## Problem statement
Reproduce every entry below precisely; do not include the pictures.

## Provided entries
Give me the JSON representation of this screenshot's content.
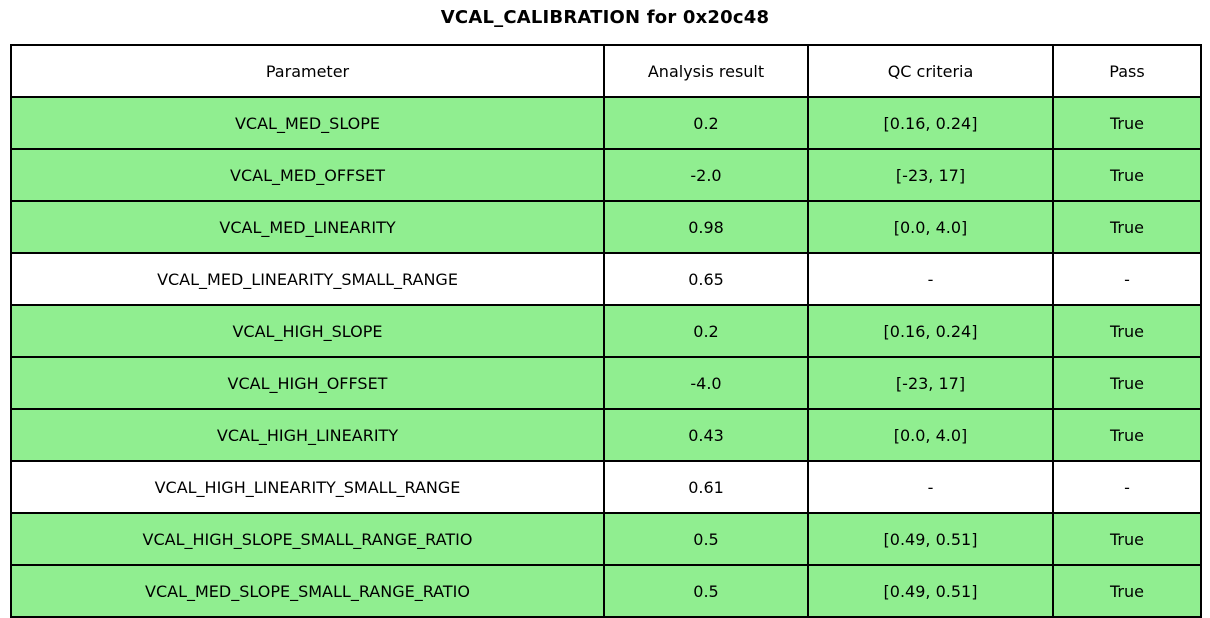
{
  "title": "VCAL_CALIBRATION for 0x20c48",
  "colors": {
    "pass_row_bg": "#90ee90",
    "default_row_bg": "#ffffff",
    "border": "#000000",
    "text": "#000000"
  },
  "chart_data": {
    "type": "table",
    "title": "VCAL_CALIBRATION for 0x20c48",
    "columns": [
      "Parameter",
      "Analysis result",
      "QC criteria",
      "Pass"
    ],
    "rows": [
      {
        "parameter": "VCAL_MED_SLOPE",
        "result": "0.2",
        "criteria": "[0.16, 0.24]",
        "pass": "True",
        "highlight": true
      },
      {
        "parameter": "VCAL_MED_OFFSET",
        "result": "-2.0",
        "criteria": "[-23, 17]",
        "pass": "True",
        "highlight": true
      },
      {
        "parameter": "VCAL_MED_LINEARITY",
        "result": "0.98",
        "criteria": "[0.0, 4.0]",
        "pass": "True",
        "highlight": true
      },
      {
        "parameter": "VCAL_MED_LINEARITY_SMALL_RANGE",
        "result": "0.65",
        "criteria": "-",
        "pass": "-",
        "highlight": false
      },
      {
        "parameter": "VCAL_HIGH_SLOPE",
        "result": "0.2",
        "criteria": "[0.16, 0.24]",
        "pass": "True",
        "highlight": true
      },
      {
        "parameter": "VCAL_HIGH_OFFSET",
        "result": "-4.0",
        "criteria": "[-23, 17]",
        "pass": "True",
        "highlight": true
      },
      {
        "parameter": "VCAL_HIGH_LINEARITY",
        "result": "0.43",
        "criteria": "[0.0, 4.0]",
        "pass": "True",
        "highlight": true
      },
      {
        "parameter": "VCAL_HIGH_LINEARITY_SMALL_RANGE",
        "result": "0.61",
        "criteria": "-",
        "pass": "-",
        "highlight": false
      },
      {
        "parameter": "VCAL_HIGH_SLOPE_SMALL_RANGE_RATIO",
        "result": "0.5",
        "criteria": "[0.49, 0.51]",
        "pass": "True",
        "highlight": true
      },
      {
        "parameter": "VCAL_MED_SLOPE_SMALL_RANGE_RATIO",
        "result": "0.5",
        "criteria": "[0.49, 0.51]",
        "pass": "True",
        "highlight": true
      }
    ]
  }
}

## Solution to this exercise
Give me the JSON representation of this screenshot's content.
{
  "title": "VCAL_CALIBRATION for 0x20c48",
  "colors": {
    "pass_row_bg": "#90ee90",
    "default_row_bg": "#ffffff",
    "border": "#000000",
    "text": "#000000"
  },
  "chart_data": {
    "type": "table",
    "title": "VCAL_CALIBRATION for 0x20c48",
    "columns": [
      "Parameter",
      "Analysis result",
      "QC criteria",
      "Pass"
    ],
    "rows": [
      {
        "parameter": "VCAL_MED_SLOPE",
        "result": "0.2",
        "criteria": "[0.16, 0.24]",
        "pass": "True",
        "highlight": true
      },
      {
        "parameter": "VCAL_MED_OFFSET",
        "result": "-2.0",
        "criteria": "[-23, 17]",
        "pass": "True",
        "highlight": true
      },
      {
        "parameter": "VCAL_MED_LINEARITY",
        "result": "0.98",
        "criteria": "[0.0, 4.0]",
        "pass": "True",
        "highlight": true
      },
      {
        "parameter": "VCAL_MED_LINEARITY_SMALL_RANGE",
        "result": "0.65",
        "criteria": "-",
        "pass": "-",
        "highlight": false
      },
      {
        "parameter": "VCAL_HIGH_SLOPE",
        "result": "0.2",
        "criteria": "[0.16, 0.24]",
        "pass": "True",
        "highlight": true
      },
      {
        "parameter": "VCAL_HIGH_OFFSET",
        "result": "-4.0",
        "criteria": "[-23, 17]",
        "pass": "True",
        "highlight": true
      },
      {
        "parameter": "VCAL_HIGH_LINEARITY",
        "result": "0.43",
        "criteria": "[0.0, 4.0]",
        "pass": "True",
        "highlight": true
      },
      {
        "parameter": "VCAL_HIGH_LINEARITY_SMALL_RANGE",
        "result": "0.61",
        "criteria": "-",
        "pass": "-",
        "highlight": false
      },
      {
        "parameter": "VCAL_HIGH_SLOPE_SMALL_RANGE_RATIO",
        "result": "0.5",
        "criteria": "[0.49, 0.51]",
        "pass": "True",
        "highlight": true
      },
      {
        "parameter": "VCAL_MED_SLOPE_SMALL_RANGE_RATIO",
        "result": "0.5",
        "criteria": "[0.49, 0.51]",
        "pass": "True",
        "highlight": true
      }
    ]
  }
}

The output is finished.